(Material for the task):

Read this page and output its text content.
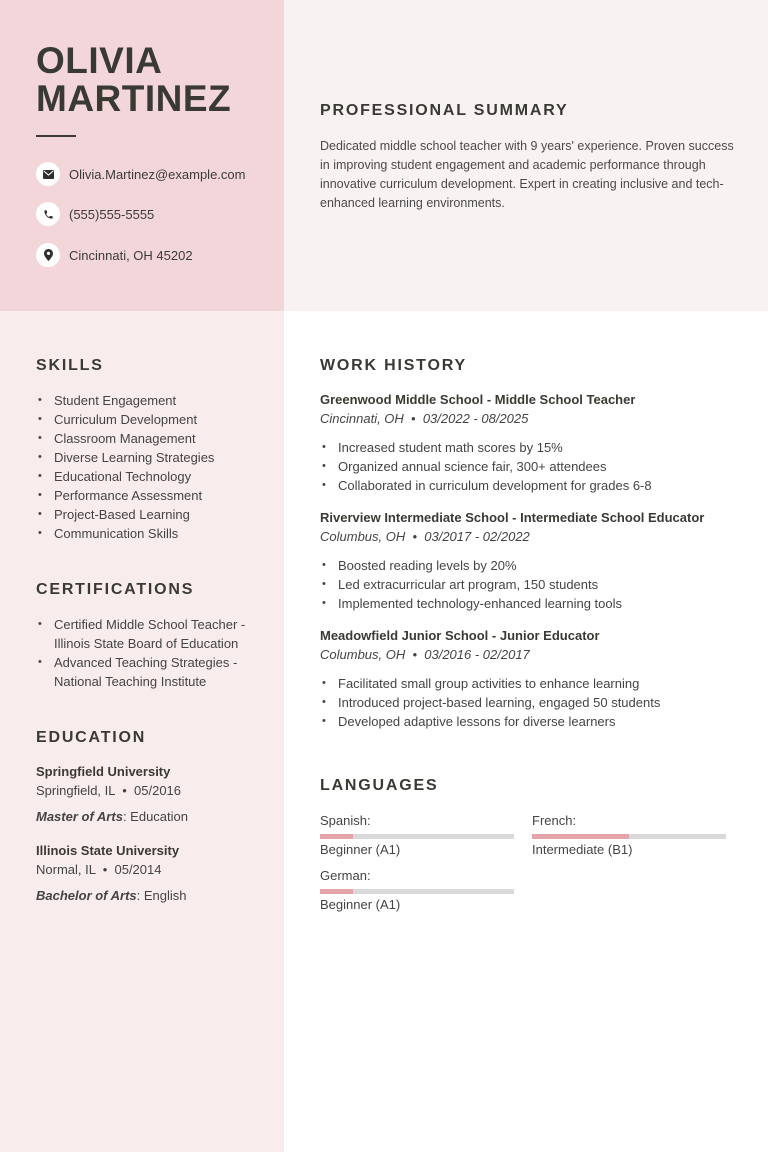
OLIVIA
MARTINEZ
Olivia.Martinez@example.com
(555)555-5555
Cincinnati, OH 45202
PROFESSIONAL SUMMARY

Dedicated middle school teacher with 9 years' experience. Proven success in improving student engagement and academic performance through innovative curriculum development. Expert in creating inclusive and tech-enhanced learning environments.

SKILLS
• Student Engagement
• Curriculum Development
• Classroom Management
• Diverse Learning Strategies
• Educational Technology
• Performance Assessment
• Project-Based Learning
• Communication Skills
CERTIFICATIONS
• Certified Middle School Teacher - Illinois State Board of Education
• Advanced Teaching Strategies - National Teaching Institute
EDUCATION
Springfield University
Springfield, IL  •  05/2016
Master of Arts: Education
Illinois State University
Normal, IL  •  05/2014
Bachelor of Arts: English
WORK HISTORY
Greenwood Middle School - Middle School Teacher
Cincinnati, OH  •  03/2022 - 08/2025
• Increased student math scores by 15%
• Organized annual science fair, 300+ attendees
• Collaborated in curriculum development for grades 6-8
Riverview Intermediate School - Intermediate School Educator
Columbus, OH  •  03/2017 - 02/2022
• Boosted reading levels by 20%
• Led extracurricular art program, 150 students
• Implemented technology-enhanced learning tools
Meadowfield Junior School - Junior Educator
Columbus, OH  •  03/2016 - 02/2017
• Facilitated small group activities to enhance learning
• Introduced project-based learning, engaged 50 students
• Developed adaptive lessons for diverse learners
LANGUAGES
Spanish:
Beginner (A1)
French:
Intermediate (B1)
German:
Beginner (A1)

(Work to do): Omit every image. Quote each record exactly.

(Result below):
Read this page and output its text content.
OLIVIA
MARTINEZ
Olivia.Martinez@example.com
(555)555-5555
Cincinnati, OH 45202
PROFESSIONAL SUMMARY

Dedicated middle school teacher with 9 years' experience. Proven success in improving student engagement and academic performance through innovative curriculum development. Expert in creating inclusive and tech-enhanced learning environments.

SKILLS
• Student Engagement
• Curriculum Development
• Classroom Management
• Diverse Learning Strategies
• Educational Technology
• Performance Assessment
• Project-Based Learning
• Communication Skills
CERTIFICATIONS
• Certified Middle School Teacher - Illinois State Board of Education
• Advanced Teaching Strategies - National Teaching Institute
EDUCATION
Springfield University
Springfield, IL  •  05/2016
Master of Arts: Education
Illinois State University
Normal, IL  •  05/2014
Bachelor of Arts: English
WORK HISTORY
Greenwood Middle School - Middle School Teacher
Cincinnati, OH  •  03/2022 - 08/2025
• Increased student math scores by 15%
• Organized annual science fair, 300+ attendees
• Collaborated in curriculum development for grades 6-8
Riverview Intermediate School - Intermediate School Educator
Columbus, OH  •  03/2017 - 02/2022
• Boosted reading levels by 20%
• Led extracurricular art program, 150 students
• Implemented technology-enhanced learning tools
Meadowfield Junior School - Junior Educator
Columbus, OH  •  03/2016 - 02/2017
• Facilitated small group activities to enhance learning
• Introduced project-based learning, engaged 50 students
• Developed adaptive lessons for diverse learners
LANGUAGES
Spanish:
Beginner (A1)
French:
Intermediate (B1)
German:
Beginner (A1)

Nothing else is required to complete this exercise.